The exercise =>
In the entries below, find every line holding the string "Food" and collect it.

Data extract =>
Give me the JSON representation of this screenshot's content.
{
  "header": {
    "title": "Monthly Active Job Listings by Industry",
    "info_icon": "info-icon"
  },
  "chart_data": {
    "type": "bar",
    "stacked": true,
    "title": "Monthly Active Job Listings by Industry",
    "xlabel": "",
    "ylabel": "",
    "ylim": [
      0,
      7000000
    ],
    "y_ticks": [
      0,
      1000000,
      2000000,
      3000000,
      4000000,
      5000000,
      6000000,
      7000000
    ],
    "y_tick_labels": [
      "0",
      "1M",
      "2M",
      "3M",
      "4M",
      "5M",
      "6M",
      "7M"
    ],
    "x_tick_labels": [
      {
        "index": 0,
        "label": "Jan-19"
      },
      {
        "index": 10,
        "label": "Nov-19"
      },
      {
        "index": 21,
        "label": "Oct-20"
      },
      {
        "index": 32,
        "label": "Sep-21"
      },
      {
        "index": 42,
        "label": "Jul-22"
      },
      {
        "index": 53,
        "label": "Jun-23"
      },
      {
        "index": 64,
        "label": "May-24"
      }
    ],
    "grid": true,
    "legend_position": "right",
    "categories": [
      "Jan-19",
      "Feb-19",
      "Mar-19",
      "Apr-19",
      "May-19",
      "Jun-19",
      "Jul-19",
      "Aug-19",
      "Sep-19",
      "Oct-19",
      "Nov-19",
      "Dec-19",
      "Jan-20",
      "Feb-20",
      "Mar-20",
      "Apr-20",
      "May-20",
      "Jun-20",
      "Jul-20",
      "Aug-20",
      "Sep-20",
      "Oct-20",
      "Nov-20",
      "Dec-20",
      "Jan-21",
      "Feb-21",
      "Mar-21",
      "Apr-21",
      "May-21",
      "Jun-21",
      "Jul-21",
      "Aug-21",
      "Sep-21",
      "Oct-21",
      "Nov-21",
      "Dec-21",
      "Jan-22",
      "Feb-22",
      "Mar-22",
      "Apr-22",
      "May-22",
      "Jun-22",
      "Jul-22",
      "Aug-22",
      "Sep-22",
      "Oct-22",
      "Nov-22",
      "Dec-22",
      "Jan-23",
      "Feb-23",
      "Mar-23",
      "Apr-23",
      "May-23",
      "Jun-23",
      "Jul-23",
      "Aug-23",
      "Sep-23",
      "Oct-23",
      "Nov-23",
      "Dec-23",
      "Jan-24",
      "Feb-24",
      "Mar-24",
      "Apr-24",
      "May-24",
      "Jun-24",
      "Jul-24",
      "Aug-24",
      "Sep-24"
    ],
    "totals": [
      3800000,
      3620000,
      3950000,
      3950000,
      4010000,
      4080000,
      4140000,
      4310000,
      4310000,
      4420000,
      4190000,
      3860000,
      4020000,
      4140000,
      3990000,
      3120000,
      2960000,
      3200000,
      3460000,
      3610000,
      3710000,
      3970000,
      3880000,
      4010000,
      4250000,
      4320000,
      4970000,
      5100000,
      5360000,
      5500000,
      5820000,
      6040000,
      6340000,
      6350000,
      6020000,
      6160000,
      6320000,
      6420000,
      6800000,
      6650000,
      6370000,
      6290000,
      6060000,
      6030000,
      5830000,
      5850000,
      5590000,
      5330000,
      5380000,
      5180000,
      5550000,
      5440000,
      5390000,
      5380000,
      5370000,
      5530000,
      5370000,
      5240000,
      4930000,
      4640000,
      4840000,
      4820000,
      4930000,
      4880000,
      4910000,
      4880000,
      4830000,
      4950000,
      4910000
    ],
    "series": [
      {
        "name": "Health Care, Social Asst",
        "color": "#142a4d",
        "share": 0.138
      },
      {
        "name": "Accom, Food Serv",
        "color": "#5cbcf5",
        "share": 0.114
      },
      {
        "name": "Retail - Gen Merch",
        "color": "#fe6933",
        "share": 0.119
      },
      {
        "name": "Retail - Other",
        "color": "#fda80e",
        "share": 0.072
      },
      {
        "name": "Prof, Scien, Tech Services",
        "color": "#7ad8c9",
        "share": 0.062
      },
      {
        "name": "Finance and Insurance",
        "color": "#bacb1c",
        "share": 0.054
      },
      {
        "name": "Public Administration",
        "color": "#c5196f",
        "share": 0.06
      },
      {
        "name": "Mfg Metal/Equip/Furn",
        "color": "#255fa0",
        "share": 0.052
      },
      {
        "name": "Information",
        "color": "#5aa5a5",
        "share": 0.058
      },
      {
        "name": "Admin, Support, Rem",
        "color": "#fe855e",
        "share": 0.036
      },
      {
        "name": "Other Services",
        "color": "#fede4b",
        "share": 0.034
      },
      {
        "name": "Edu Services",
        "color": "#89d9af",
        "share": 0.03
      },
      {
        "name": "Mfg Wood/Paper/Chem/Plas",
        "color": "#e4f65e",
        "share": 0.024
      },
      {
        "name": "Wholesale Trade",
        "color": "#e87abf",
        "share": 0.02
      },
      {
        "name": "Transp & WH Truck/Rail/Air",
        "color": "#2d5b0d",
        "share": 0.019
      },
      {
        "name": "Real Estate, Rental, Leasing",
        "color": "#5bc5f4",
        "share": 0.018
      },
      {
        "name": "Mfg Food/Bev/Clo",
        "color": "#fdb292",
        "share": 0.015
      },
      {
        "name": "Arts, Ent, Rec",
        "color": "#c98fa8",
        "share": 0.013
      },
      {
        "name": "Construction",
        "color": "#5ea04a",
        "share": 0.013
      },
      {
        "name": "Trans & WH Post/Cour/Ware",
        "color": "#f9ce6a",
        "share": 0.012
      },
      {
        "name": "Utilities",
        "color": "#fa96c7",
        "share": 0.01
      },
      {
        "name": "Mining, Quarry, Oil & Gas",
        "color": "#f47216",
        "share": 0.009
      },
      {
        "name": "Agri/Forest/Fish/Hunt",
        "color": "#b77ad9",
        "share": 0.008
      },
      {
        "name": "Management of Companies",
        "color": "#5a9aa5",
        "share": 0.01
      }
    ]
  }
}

Finished answer =>
        "name": "Accom, Food Serv",
        "name": "Mfg Food/Bev/Clo",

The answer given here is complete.